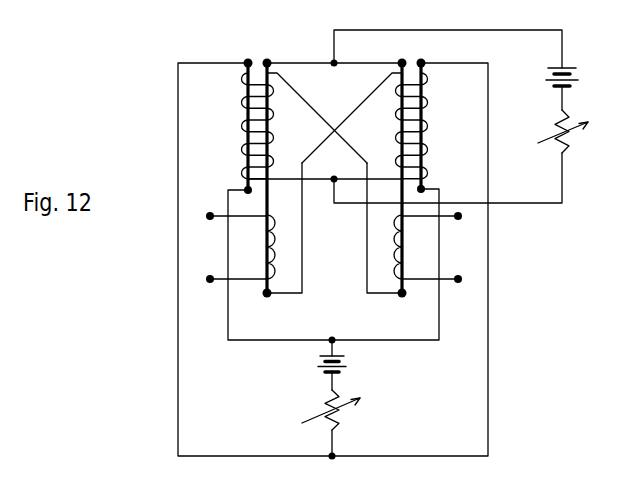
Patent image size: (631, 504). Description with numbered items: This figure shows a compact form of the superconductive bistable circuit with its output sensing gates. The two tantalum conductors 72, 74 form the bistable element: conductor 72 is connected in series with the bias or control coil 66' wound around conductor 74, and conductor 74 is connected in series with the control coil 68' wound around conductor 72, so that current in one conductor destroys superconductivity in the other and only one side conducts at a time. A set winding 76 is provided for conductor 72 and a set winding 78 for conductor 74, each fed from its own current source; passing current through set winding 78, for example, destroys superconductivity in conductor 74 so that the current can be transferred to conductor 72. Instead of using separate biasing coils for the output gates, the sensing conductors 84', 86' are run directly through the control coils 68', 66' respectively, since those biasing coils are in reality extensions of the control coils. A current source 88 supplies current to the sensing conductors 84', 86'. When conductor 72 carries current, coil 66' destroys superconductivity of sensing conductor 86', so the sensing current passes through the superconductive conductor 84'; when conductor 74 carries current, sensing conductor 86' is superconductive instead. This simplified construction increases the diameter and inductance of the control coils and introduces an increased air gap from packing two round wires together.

The control coil 66' is at (237, 126).
The sensing conductor 86' is at (224, 126).
The conductor 74 is at (269, 127).
The conductor 72 is at (400, 127).
The control coil 68' is at (435, 126).
The sensing conductor 84' is at (447, 126).
The set winding 78 is at (221, 278).
The set winding 76 is at (447, 279).
The current source 88 is at (318, 396).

* _TASK TO CARRY OUT_: Transcribe the listing above word for word, but leave the picture out of your copy.

* _THE ANSWER_:
Patent image size: (631, 504). Description with numbered items: This figure shows a compact form of the superconductive bistable circuit with its output sensing gates. The two tantalum conductors 72, 74 form the bistable element: conductor 72 is connected in series with the bias or control coil 66' wound around conductor 74, and conductor 74 is connected in series with the control coil 68' wound around conductor 72, so that current in one conductor destroys superconductivity in the other and only one side conducts at a time. A set winding 76 is provided for conductor 72 and a set winding 78 for conductor 74, each fed from its own current source; passing current through set winding 78, for example, destroys superconductivity in conductor 74 so that the current can be transferred to conductor 72. Instead of using separate biasing coils for the output gates, the sensing conductors 84', 86' are run directly through the control coils 68', 66' respectively, since those biasing coils are in reality extensions of the control coils. A current source 88 supplies current to the sensing conductors 84', 86'. When conductor 72 carries current, coil 66' destroys superconductivity of sensing conductor 86', so the sensing current passes through the superconductive conductor 84'; when conductor 74 carries current, sensing conductor 86' is superconductive instead. This simplified construction increases the diameter and inductance of the control coils and introduces an increased air gap from packing two round wires together.

The control coil 66' is at (237, 126).
The sensing conductor 86' is at (224, 126).
The conductor 74 is at (269, 127).
The conductor 72 is at (400, 127).
The control coil 68' is at (435, 126).
The sensing conductor 84' is at (447, 126).
The set winding 78 is at (221, 278).
The set winding 76 is at (447, 279).
The current source 88 is at (318, 396).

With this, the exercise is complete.